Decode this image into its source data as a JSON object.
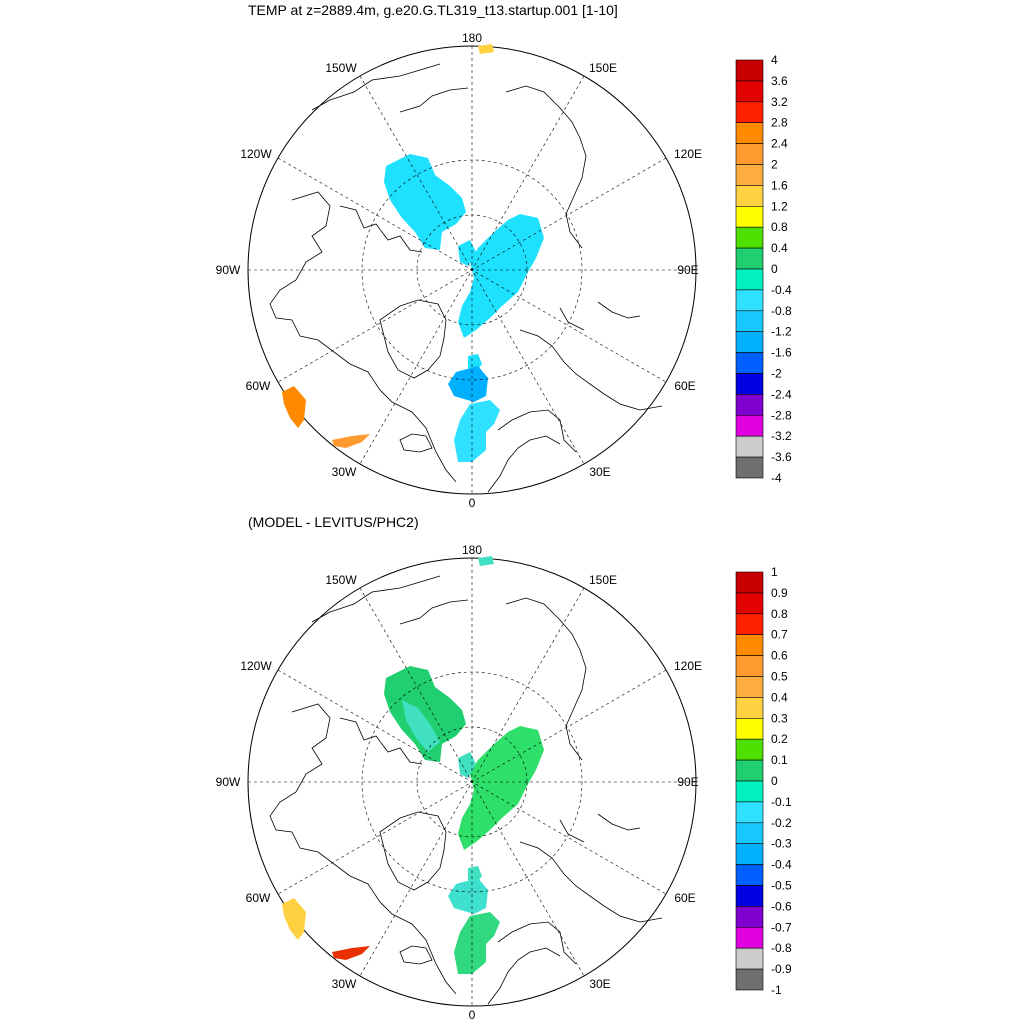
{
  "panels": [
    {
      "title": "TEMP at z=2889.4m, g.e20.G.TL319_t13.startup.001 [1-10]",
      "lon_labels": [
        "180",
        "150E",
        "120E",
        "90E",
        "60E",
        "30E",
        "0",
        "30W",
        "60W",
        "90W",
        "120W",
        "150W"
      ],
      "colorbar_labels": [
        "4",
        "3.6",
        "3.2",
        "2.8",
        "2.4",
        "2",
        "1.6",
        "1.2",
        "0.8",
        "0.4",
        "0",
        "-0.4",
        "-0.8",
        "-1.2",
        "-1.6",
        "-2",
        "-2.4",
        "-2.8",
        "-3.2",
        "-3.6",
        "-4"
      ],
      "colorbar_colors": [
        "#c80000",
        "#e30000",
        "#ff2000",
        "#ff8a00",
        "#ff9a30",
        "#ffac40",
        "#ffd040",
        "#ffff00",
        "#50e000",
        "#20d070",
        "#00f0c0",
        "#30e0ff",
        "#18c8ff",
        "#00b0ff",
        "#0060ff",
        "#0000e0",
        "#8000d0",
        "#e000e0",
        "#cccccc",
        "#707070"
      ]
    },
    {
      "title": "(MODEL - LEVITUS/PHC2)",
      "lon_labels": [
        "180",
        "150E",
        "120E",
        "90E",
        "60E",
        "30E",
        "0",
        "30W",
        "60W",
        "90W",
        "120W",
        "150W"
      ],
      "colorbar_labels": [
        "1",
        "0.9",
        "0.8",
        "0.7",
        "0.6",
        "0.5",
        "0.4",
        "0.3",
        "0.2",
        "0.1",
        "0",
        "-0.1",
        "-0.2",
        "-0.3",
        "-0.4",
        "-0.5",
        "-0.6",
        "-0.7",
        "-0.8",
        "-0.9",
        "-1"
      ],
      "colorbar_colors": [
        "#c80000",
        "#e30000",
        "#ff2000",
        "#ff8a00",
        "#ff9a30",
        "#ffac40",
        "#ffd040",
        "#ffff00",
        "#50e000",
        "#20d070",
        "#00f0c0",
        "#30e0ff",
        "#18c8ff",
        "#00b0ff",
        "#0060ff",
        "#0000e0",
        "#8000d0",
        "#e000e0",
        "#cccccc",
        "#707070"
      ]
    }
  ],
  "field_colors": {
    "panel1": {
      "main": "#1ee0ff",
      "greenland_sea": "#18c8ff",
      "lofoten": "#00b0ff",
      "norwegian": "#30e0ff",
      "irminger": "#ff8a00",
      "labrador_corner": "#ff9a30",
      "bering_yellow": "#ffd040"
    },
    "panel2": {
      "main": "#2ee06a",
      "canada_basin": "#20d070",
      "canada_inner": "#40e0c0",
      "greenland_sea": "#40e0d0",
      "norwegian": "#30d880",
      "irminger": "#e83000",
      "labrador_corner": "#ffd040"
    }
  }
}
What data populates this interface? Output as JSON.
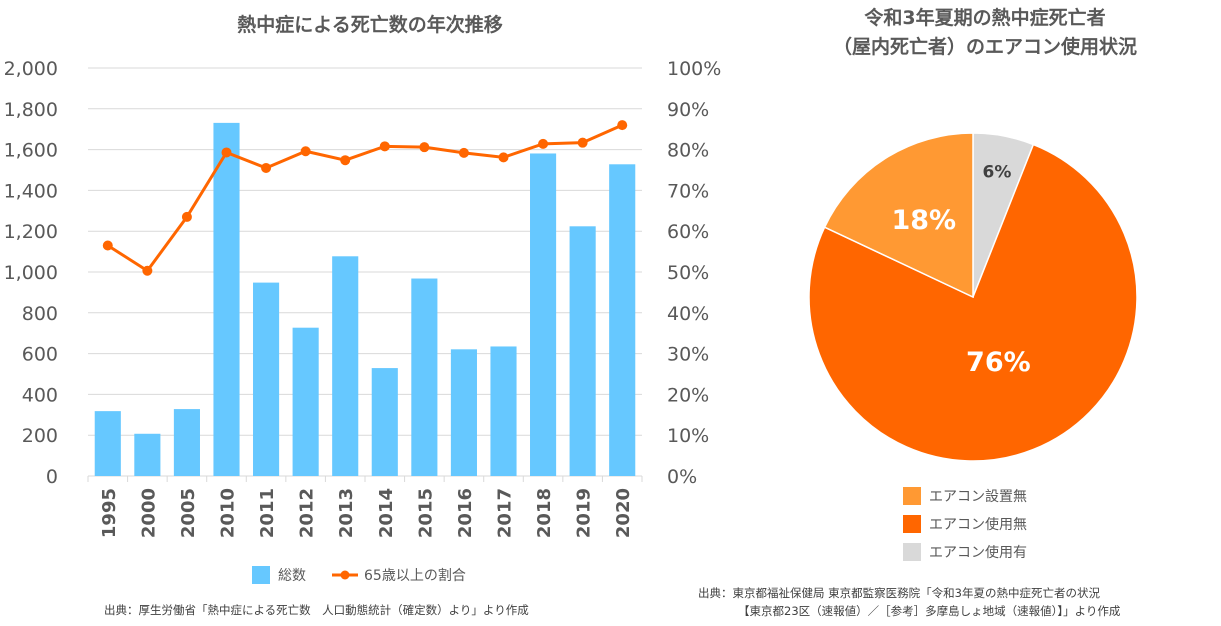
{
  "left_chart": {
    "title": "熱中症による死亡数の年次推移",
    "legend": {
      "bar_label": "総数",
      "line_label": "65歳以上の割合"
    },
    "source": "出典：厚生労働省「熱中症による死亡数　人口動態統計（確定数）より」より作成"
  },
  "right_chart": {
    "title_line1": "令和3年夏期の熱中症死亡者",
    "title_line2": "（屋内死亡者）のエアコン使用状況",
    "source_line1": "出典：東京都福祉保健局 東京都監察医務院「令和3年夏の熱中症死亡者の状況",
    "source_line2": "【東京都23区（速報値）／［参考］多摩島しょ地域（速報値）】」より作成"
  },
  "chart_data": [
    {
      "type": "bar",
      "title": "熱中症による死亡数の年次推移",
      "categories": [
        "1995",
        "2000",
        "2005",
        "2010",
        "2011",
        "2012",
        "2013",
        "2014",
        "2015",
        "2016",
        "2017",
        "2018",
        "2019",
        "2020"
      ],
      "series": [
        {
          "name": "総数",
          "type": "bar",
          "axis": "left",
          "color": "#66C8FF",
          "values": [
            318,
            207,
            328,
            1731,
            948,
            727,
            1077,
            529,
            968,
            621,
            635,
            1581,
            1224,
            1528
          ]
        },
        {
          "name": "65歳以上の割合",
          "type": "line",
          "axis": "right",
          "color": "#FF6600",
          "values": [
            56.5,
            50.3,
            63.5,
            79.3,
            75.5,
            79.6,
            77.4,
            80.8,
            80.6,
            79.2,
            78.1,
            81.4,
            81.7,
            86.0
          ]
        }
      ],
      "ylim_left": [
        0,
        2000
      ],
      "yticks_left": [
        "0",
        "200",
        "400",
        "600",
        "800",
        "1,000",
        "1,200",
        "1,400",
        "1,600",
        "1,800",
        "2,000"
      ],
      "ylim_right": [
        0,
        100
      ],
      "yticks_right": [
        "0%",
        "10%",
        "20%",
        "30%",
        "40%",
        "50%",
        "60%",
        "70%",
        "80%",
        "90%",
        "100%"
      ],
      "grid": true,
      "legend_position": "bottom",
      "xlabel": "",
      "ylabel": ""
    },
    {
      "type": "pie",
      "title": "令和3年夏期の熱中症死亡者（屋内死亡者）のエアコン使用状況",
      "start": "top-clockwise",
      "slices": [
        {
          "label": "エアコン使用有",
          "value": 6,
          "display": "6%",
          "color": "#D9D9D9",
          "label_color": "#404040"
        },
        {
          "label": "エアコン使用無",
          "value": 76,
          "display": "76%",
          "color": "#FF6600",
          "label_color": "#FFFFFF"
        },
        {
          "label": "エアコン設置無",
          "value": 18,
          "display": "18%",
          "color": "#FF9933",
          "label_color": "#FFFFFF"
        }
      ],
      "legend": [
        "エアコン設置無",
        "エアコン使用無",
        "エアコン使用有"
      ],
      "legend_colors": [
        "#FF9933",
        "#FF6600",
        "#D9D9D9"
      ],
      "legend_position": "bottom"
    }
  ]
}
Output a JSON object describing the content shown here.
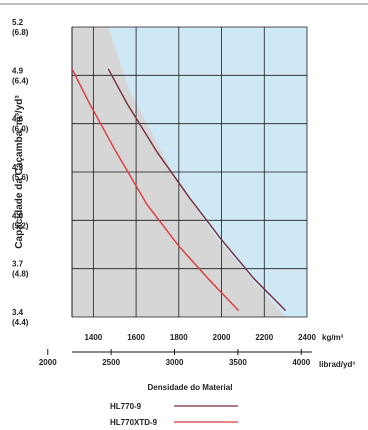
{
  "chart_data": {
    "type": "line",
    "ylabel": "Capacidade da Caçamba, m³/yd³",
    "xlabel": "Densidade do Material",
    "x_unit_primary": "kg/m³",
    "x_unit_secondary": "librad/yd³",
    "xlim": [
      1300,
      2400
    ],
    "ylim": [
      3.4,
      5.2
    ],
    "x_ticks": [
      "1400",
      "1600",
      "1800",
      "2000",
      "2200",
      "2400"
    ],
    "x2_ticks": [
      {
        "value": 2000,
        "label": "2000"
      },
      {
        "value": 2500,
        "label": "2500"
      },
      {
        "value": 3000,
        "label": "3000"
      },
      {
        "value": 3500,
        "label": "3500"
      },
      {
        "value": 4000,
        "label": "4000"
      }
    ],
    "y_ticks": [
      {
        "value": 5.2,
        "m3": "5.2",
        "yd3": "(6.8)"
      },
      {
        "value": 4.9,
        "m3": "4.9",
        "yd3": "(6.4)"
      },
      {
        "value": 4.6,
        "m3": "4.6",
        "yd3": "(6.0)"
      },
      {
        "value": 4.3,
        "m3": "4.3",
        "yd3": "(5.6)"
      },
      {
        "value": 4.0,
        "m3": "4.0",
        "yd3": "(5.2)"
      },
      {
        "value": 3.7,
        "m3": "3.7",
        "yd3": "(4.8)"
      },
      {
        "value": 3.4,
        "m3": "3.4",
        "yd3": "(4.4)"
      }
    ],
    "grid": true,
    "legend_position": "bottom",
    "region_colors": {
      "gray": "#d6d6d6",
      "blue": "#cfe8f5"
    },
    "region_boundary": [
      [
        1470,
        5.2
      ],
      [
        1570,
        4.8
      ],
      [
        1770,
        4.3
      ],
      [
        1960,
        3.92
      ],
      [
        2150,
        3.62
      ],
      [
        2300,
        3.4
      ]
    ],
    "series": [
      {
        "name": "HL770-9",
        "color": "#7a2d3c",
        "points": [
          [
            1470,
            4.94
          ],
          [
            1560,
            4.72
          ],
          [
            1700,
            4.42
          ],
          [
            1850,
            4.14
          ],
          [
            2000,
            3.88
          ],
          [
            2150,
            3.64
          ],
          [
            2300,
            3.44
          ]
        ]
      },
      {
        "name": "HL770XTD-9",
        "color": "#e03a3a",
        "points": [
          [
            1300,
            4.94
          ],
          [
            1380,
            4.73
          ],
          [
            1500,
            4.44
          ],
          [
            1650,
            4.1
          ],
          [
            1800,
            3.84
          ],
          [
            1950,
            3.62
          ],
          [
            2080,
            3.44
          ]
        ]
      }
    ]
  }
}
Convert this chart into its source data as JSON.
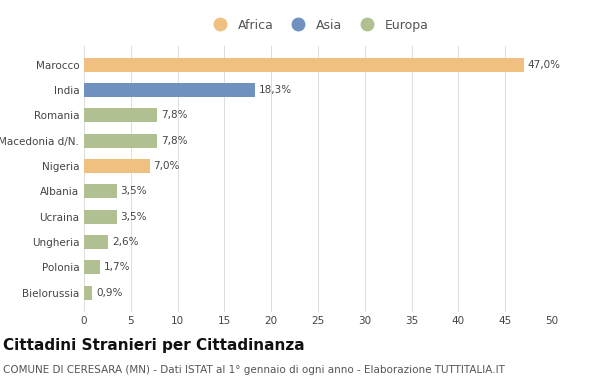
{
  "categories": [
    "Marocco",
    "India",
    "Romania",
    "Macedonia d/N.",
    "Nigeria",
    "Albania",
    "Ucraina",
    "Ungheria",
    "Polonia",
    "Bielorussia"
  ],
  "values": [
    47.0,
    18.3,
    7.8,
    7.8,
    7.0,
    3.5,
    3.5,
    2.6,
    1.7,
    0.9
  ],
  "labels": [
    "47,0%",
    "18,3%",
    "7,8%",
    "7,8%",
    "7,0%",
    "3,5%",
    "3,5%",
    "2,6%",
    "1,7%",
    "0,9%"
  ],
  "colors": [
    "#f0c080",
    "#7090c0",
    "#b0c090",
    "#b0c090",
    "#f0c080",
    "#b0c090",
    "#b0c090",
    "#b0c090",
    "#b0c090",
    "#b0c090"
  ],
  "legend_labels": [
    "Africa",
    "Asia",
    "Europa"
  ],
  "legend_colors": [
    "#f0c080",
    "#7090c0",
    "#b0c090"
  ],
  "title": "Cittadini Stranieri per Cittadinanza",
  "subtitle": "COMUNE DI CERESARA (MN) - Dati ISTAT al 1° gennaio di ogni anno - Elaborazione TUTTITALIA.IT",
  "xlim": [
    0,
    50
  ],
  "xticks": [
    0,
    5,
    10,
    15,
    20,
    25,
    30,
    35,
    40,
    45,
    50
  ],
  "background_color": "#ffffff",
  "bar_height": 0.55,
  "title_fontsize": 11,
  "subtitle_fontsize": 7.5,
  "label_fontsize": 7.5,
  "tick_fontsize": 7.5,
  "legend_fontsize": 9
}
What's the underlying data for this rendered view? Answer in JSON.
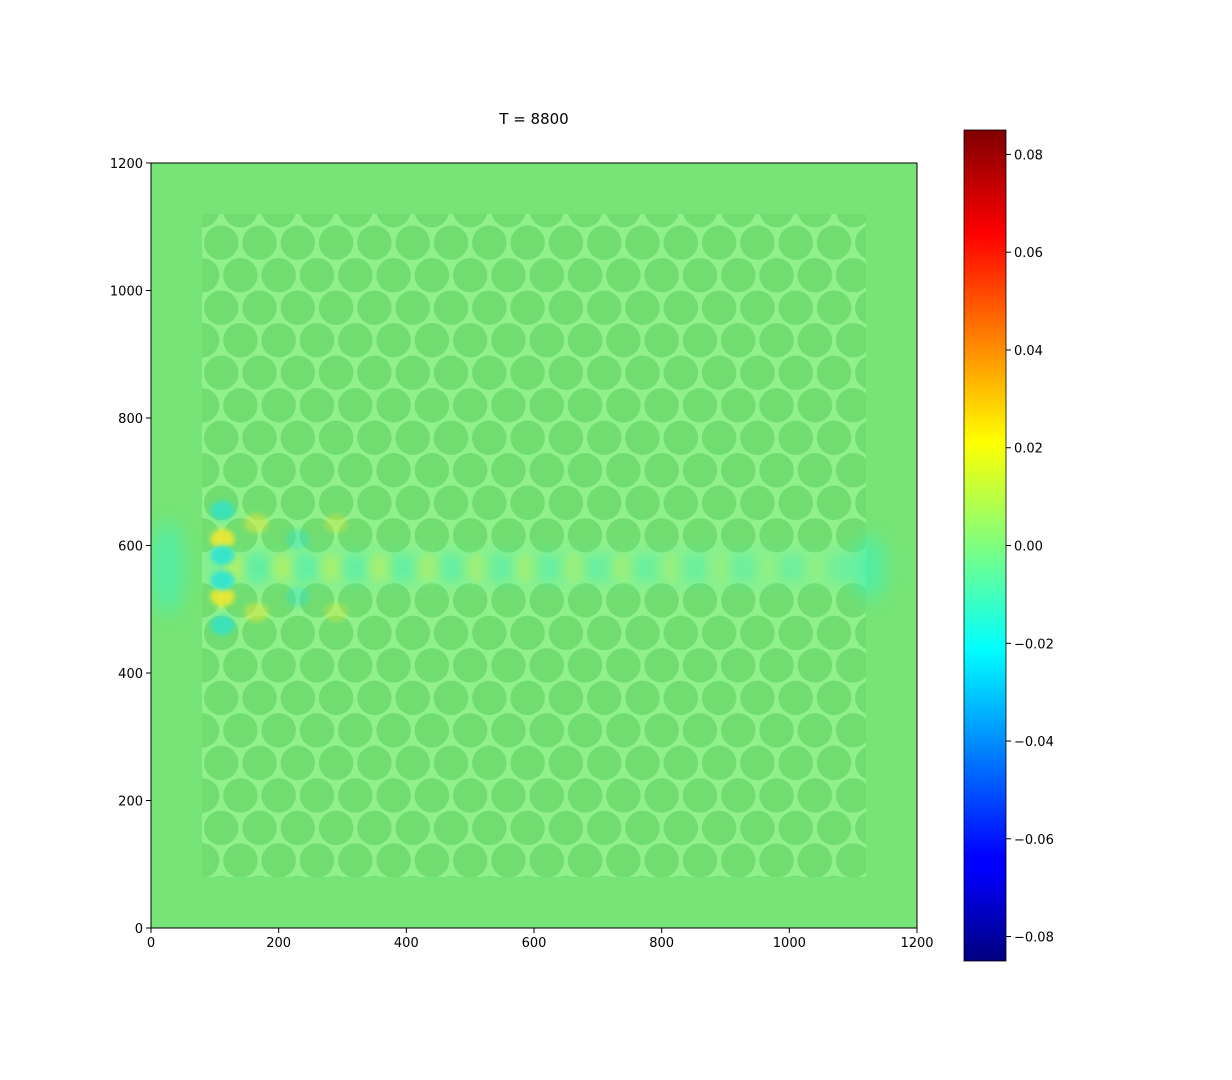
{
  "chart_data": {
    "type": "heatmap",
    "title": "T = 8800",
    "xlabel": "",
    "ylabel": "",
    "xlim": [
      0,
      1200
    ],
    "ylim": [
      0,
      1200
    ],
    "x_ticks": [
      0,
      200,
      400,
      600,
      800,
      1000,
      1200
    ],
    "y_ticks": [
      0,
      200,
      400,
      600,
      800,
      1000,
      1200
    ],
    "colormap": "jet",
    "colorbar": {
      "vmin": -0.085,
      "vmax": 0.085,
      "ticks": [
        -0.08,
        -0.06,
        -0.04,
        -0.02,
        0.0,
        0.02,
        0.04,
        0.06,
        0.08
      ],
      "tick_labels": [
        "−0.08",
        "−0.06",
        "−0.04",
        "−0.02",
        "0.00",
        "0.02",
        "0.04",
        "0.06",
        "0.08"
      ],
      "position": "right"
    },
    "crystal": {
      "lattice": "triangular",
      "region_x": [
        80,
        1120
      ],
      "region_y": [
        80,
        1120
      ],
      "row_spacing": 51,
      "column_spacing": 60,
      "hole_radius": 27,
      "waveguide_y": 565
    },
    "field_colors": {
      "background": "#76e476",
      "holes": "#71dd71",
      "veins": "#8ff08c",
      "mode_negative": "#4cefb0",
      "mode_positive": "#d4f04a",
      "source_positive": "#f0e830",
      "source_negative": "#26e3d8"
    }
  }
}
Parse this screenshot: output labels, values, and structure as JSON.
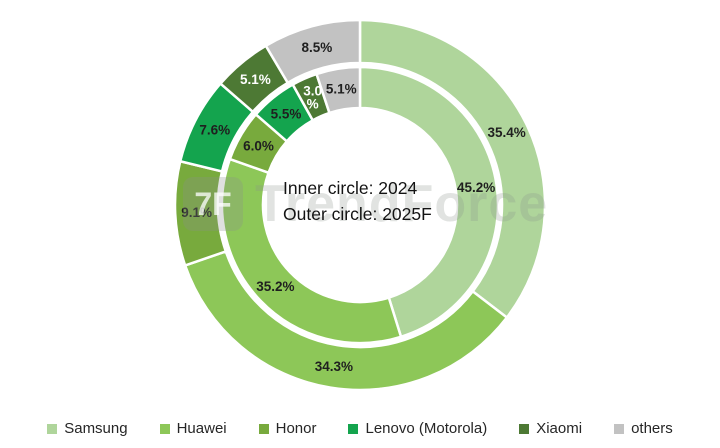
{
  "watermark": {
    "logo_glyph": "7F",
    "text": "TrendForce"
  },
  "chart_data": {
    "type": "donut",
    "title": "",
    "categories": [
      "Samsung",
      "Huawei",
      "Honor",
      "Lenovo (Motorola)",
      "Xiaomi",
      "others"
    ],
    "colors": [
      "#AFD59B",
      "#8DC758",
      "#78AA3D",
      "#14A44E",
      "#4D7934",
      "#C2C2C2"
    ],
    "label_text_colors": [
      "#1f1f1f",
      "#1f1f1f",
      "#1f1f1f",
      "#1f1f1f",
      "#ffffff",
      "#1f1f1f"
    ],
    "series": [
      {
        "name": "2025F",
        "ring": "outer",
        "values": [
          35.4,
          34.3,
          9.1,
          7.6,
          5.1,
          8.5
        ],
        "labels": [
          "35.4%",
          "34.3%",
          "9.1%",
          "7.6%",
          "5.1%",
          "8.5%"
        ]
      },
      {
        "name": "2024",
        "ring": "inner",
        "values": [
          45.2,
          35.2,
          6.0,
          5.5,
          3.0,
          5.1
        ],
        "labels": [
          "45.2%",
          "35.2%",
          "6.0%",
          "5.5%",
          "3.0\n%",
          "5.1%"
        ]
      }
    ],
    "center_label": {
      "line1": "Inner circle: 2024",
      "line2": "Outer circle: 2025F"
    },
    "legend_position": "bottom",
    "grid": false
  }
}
-- -- --
### What you are asked to do
Go through the entries above and copy every line containing "JSON".

### The solution
Decode this image into its source data as a JSON object.
What data populates this interface? Output as JSON.
Output a JSON object describing the content shown here.
Convert this chart into its source data as JSON.
What's the underlying data for this rendered view? Answer in JSON.
Parse this screenshot: output labels, values, and structure as JSON.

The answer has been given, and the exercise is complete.